(Excerpts from a layout annotation set)
** BEGIN **
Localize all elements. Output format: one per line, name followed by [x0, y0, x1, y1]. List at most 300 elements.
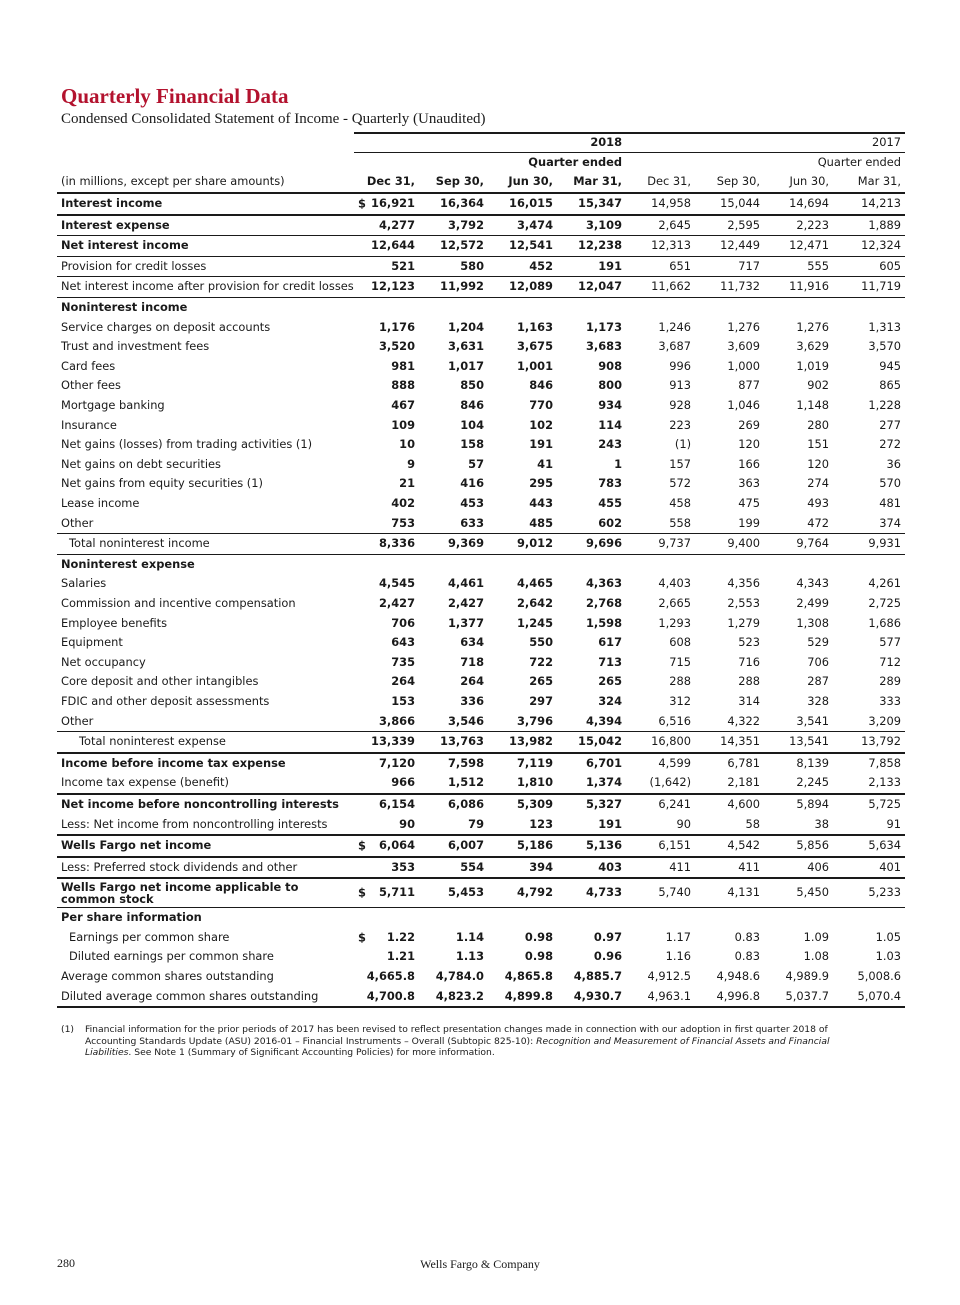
cell-2018-q2: 452: [488, 256, 557, 277]
cell-2017-q2: 13,541: [764, 732, 833, 753]
cell-2018-q1: 617: [598, 635, 623, 650]
footnote-text-a: Financial information for the prior periods of 2017 has been revised to reflect presentation changes made in connection with our adoption in first quarter 2018 of Accounting Standards Update (ASU) 2016-01 – Financial Instruments – Overall (Subtopic 825-10):: [85, 1024, 828, 1047]
table-row: [57, 435, 905, 455]
cell-2018-q4: 521: [354, 256, 419, 277]
cell-2018-q4: 4,700.8: [354, 987, 419, 1008]
cell-2018-q4: 643: [391, 635, 415, 650]
cell-2017-q3: 269: [738, 417, 761, 432]
cell-2018-q4: 1.21: [386, 949, 415, 964]
cell-2018-q3: 7,598: [419, 753, 488, 774]
cell-2017-q4: 913: [669, 378, 692, 393]
cell-2017-q3: 0.83: [734, 949, 761, 964]
col-header-2018-q4: Dec 31,: [354, 172, 419, 193]
empty-cell: [695, 554, 764, 574]
cell-2018-q3: 13,763: [419, 732, 488, 753]
cell-2017-q1: 1,889: [833, 215, 905, 236]
cell-2017-q1: 1,313: [868, 319, 902, 334]
quarter-ended-2017: Quarter ended: [626, 153, 905, 173]
cell-2018-q1: 4,363: [585, 576, 623, 591]
cell-2018-q4: 888: [391, 378, 415, 393]
cell-2018-q4: 966: [391, 775, 415, 790]
cell-2017-q1: 5,725: [833, 794, 905, 815]
table-row: [57, 908, 905, 928]
cell-2018-q4: 753: [391, 515, 415, 530]
cell-2017-q1: 1,228: [868, 398, 902, 413]
row-label-income-tax-expense: Income tax expense (benefit): [61, 775, 229, 790]
footnote-text-b: . See Note 1 (Summary of Significant Accounting Policies) for more information.: [128, 1047, 495, 1058]
cell-2017-q2: 1,308: [796, 615, 830, 630]
table-row: [57, 337, 905, 357]
cell-2017-q2: 2,499: [796, 595, 830, 610]
cell-2017-q3: 199: [738, 515, 761, 530]
empty-cell: [488, 297, 557, 317]
cell-2018-q2: 0.98: [524, 929, 553, 944]
col-header-2017-q2: Jun 30,: [764, 172, 833, 193]
cell-2017-q3: 716: [738, 654, 761, 669]
page-number: 280: [57, 1256, 75, 1270]
table-row: [57, 987, 905, 1008]
table-row: [57, 732, 905, 753]
cell-value: 16,921: [371, 196, 415, 211]
row-label-per-share-information: Per share information: [57, 908, 354, 928]
cell-2017-q2: 493: [807, 496, 830, 510]
row-label-net-occupancy: Net occupancy: [61, 654, 146, 669]
cell-2018-q3: 718: [460, 654, 484, 669]
cell-2017-q3: 1,046: [727, 398, 761, 413]
empty-cell: [833, 297, 905, 317]
cell-2018-q4: 109: [391, 417, 415, 432]
cell-2017-q2: 5,894: [764, 794, 833, 815]
cell-2018-q3: 79: [468, 816, 484, 831]
cell-2017-q3: 288: [738, 674, 761, 689]
cell-2018-q4: 3,866: [378, 713, 415, 728]
cell-2017-q3: 1,276: [727, 319, 761, 334]
col-header-2018-q3: Sep 30,: [419, 172, 488, 193]
cell-2017-q1: 3,570: [868, 339, 902, 354]
cell-2017-q4: 1,246: [658, 319, 692, 334]
cell-2018-q2: 5,309: [488, 794, 557, 815]
col-header-2017-q3: Sep 30,: [695, 172, 764, 193]
row-label-trust-and-investment-fees: Trust and investment fees: [61, 339, 210, 354]
empty-cell: [557, 908, 626, 928]
cell-2017-q3: 12,449: [695, 236, 764, 257]
cell-2017-q2: 4,343: [796, 576, 830, 591]
cell-2017-q4: 4,403: [658, 576, 692, 591]
cell-2017-q4: 312: [669, 693, 692, 708]
cell-2018-q3: 846: [460, 398, 484, 413]
cell-2018-q4: 21: [399, 476, 415, 491]
cell-2018-q1: 1,374: [585, 775, 623, 790]
cell-2018-q3: 3,631: [447, 339, 484, 354]
cell-2018-q1: 12,238: [557, 236, 626, 257]
cell-2018-q1: 9,696: [557, 534, 626, 555]
cell-2018-q4: 4,277: [354, 215, 419, 236]
cell-2018-q2: 5,186: [488, 835, 557, 857]
cell-2017-q3: 363: [738, 476, 761, 491]
cell-2017-q4: 6,241: [626, 794, 695, 815]
cell-2017-q4: 16,800: [626, 732, 695, 753]
cell-2018-q1: 4,733: [557, 878, 626, 908]
row-label-net-interest-income: Net interest income: [57, 236, 354, 257]
cell-2017-q1: 11,719: [833, 277, 905, 298]
table-row: [57, 574, 905, 594]
cell-2017-q2: 1,276: [796, 319, 830, 334]
cell-2017-q3: 4,600: [695, 794, 764, 815]
cell-2018-q4: 353: [354, 857, 419, 879]
cell-2018-q2: 3,796: [516, 713, 553, 728]
cell-2017-q1: 3,209: [868, 713, 902, 728]
cell-2017-q4: 6,516: [658, 713, 692, 728]
cell-2018-q1: 713: [598, 654, 623, 669]
year-2018-header: 2018: [354, 133, 626, 153]
empty-cell: [695, 908, 764, 928]
cell-2018-q3: 6,007: [419, 835, 488, 857]
table-row: [57, 236, 905, 257]
cell-2017-q1: 374: [879, 515, 902, 530]
cell-2017-q2: 328: [807, 693, 830, 708]
table-row: [57, 416, 905, 436]
cell-2017-q2: 706: [807, 654, 830, 669]
cell-2017-q3: 58: [745, 816, 761, 831]
cell-2017-q2: 11,916: [764, 277, 833, 298]
cell-2018-q1: 455: [598, 496, 623, 510]
cell-2017-q4: 2,645: [626, 215, 695, 236]
cell-2018-q2: 297: [529, 693, 553, 708]
page-subtitle: Condensed Consolidated Statement of Income - Quarterly (Unaudited): [61, 111, 486, 127]
cell-2017-q2: 12,471: [764, 236, 833, 257]
empty-cell: [354, 908, 419, 928]
cell-2017-q2: 3,629: [796, 339, 830, 354]
cell-2018-q3: 3,546: [447, 713, 484, 728]
cell-2018-q2: 2,642: [516, 595, 553, 610]
cell-2018-q4: 7,120: [354, 753, 419, 774]
cell-2017-q1: 13,792: [833, 732, 905, 753]
cell-2017-q4: 996: [669, 358, 692, 373]
table-row: [57, 357, 905, 377]
cell-2017-q2: 14,694: [764, 193, 833, 215]
cell-2018-q3: 416: [460, 476, 484, 491]
table-row: [57, 193, 905, 215]
cell-2018-q3: 1.13: [455, 949, 484, 964]
cell-2018-q2: 3,474: [488, 215, 557, 236]
cell-2017-q2: 1,019: [796, 358, 830, 373]
empty-cell: [626, 554, 695, 574]
cell-2017-q4: 1.16: [665, 949, 692, 964]
cell-2018-q3: 1.14: [455, 929, 484, 944]
cell-2018-q1: 602: [598, 515, 623, 530]
cell-2018-q1: 243: [598, 437, 623, 452]
table-row: [57, 794, 905, 815]
cell-2018-q4: 735: [391, 654, 415, 669]
cell-2017-q1: 9,931: [833, 534, 905, 555]
cell-2018-q2: 191: [529, 437, 553, 452]
cell-2017-q4: (1): [674, 437, 692, 452]
cell-2018-q3: 1,512: [447, 775, 484, 790]
cell-2018-q3: 5,453: [419, 878, 488, 908]
row-label-commission-and-incentive-compensation: Commission and incentive compensation: [61, 595, 296, 610]
cell-2018-q4: 12,123: [354, 277, 419, 298]
cell-2017-q2: 5,856: [764, 835, 833, 857]
cell-2017-q3: 877: [738, 378, 761, 393]
cell-2017-q4: 1,293: [658, 615, 692, 630]
cell-2017-q1: 91: [886, 816, 902, 831]
cell-2017-q4: 11,662: [626, 277, 695, 298]
empty-cell: [833, 908, 905, 928]
cell-2018-q4: 10: [399, 437, 415, 452]
footer-company: Wells Fargo & Company: [420, 1257, 540, 1271]
cell-2017-q1: 4,261: [868, 576, 902, 591]
cell-2017-q1: 5,233: [833, 878, 905, 908]
cell-2018-q1: 783: [598, 476, 623, 491]
cell-2017-q1: 945: [879, 358, 902, 373]
col-header-2018-q1: Mar 31,: [557, 172, 626, 193]
cell-2018-q4: 4,545: [378, 576, 415, 591]
cell-2018-q3: 4,784.0: [435, 969, 484, 984]
cell-2018-q4: 4,665.8: [366, 969, 415, 984]
empty-cell: [833, 554, 905, 574]
cell-2017-q3: 4,322: [727, 713, 761, 728]
cell-2017-q3: 4,131: [695, 878, 764, 908]
table-row: [57, 554, 905, 574]
cell-2018-q3: 634: [460, 635, 484, 650]
empty-cell: [419, 554, 488, 574]
cell-2017-q2: 5,037.7: [764, 987, 833, 1008]
cell-2017-q3: 4,542: [695, 835, 764, 857]
cell-2018-q2: 1,163: [516, 319, 553, 334]
cell-2018-q3: 453: [460, 496, 484, 510]
cell-2018-q3: 1,377: [447, 615, 484, 630]
cell-2017-q4: 2,665: [658, 595, 692, 610]
row-label-interest-expense: Interest expense: [57, 215, 354, 236]
cell-2017-q3: 4,356: [727, 576, 761, 591]
row-label-total-noninterest-income: Total noninterest income: [57, 534, 354, 555]
cell-2017-q4: 6,151: [626, 835, 695, 857]
row-label-net-income-before-noncontrolling-interests: Net income before noncontrolling interests: [57, 794, 354, 815]
cell-2017-q1: 481: [879, 496, 902, 510]
cell-2017-q2: 287: [807, 674, 830, 689]
table-row: [57, 947, 905, 967]
cell-2018-q2: 295: [529, 476, 553, 491]
cell-2017-q4: 715: [669, 654, 692, 669]
cell-2017-q2: 529: [807, 635, 830, 650]
cell-2018-q1: 4,885.7: [573, 969, 623, 984]
empty-cell: [557, 297, 626, 317]
row-label-less-preferred-stock-dividends-and-other: Less: Preferred stock dividends and other: [57, 857, 354, 879]
row-label-service-charges-on-deposit-accounts: Service charges on deposit accounts: [61, 319, 271, 334]
row-label-equipment: Equipment: [61, 635, 123, 650]
cell-2017-q4: 288: [669, 674, 692, 689]
cell-2018-q4: [354, 193, 419, 215]
cell-2018-q3: 12,572: [419, 236, 488, 257]
cell-2018-q4: 402: [391, 496, 415, 510]
cell-2018-q1: 4,930.7: [557, 987, 626, 1008]
empty-cell: [626, 908, 695, 928]
cell-2017-q3: 1,279: [727, 615, 761, 630]
income-statement-table: [57, 132, 905, 1008]
cell-2018-q2: 4,792: [488, 878, 557, 908]
row-label-provision-for-credit-losses: Provision for credit losses: [57, 256, 354, 277]
cell-2018-q4: 13,339: [354, 732, 419, 753]
cell-2018-q3: 9,369: [419, 534, 488, 555]
table-row: [57, 928, 905, 948]
cell-2017-q2: 1.09: [803, 929, 830, 944]
cell-2017-q4: 12,313: [626, 236, 695, 257]
cell-2018-q4: 981: [391, 358, 415, 373]
cell-2017-q4: 651: [626, 256, 695, 277]
cell-2017-q3: 120: [738, 437, 761, 452]
row-label-net-gains-from-equity-securities: Net gains from equity securities (1): [61, 476, 263, 491]
cell-2018-q2: 1,810: [516, 775, 553, 790]
cell-2017-q1: 712: [879, 654, 902, 669]
units-label: (in millions, except per share amounts): [57, 172, 354, 193]
cell-2017-q4: 558: [669, 515, 692, 530]
cell-2018-q4: 8,336: [354, 534, 419, 555]
cell-2018-q3: 4,461: [447, 576, 484, 591]
cell-2018-q3: 104: [460, 417, 484, 432]
table-row: [57, 297, 905, 317]
cell-2017-q3: 11,732: [695, 277, 764, 298]
cell-2017-q2: 2,245: [796, 775, 830, 790]
currency-symbol: $: [358, 196, 366, 211]
cell-2018-q3: 554: [419, 857, 488, 879]
row-label-fdic-and-other-deposit-assessments: FDIC and other deposit assessments: [61, 693, 270, 708]
row-label-employee-benefits: Employee benefits: [61, 615, 168, 630]
currency-symbol: $: [358, 929, 366, 944]
cell-2018-q3: 3,792: [419, 215, 488, 236]
cell-2018-q4: 2,427: [378, 595, 415, 610]
table-row: [57, 753, 905, 774]
table-row: [57, 835, 905, 857]
cell-2018-q1: 265: [598, 674, 623, 689]
row-label-net-gains-from-trading-activities: Net gains (losses) from trading activities (1): [61, 437, 313, 452]
cell-2017-q2: 38: [814, 816, 830, 831]
row-label-income-before-income-tax-expense: Income before income tax expense: [57, 753, 354, 774]
table-row: [57, 814, 905, 835]
cell-2017-q2: 120: [807, 456, 830, 471]
cell-2018-q3: 4,823.2: [419, 987, 488, 1008]
row-label-other: Other: [61, 515, 94, 530]
page-title: Quarterly Financial Data: [61, 84, 289, 108]
cell-2017-q4: 458: [669, 496, 692, 510]
cell-2018-q2: 4,465: [516, 576, 553, 591]
cell-2018-q4: 3,520: [378, 339, 415, 354]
** END **
WHAT IS BEING ASKED. Rewrite the records from the line with "cell-2018-q2: 452: [488, 256, 557, 277]" up to and including the line with "table-row: [57, 435, 905, 455]", changing "table-row" to "table-line" and keeping everything else unchanged. Give only those lines.

SOLUTION.
cell-2018-q2: 452: [488, 256, 557, 277]
cell-2017-q2: 13,541: [764, 732, 833, 753]
cell-2018-q1: 617: [598, 635, 623, 650]
footnote-text-a: Financial information for the prior periods of 2017 has been revised to reflect presentation changes made in connection with our adoption in first quarter 2018 of Accounting Standards Update (ASU) 2016-01 – Financial Instruments – Overall (Subtopic 825-10):: [85, 1024, 828, 1047]
table-line: [57, 435, 905, 455]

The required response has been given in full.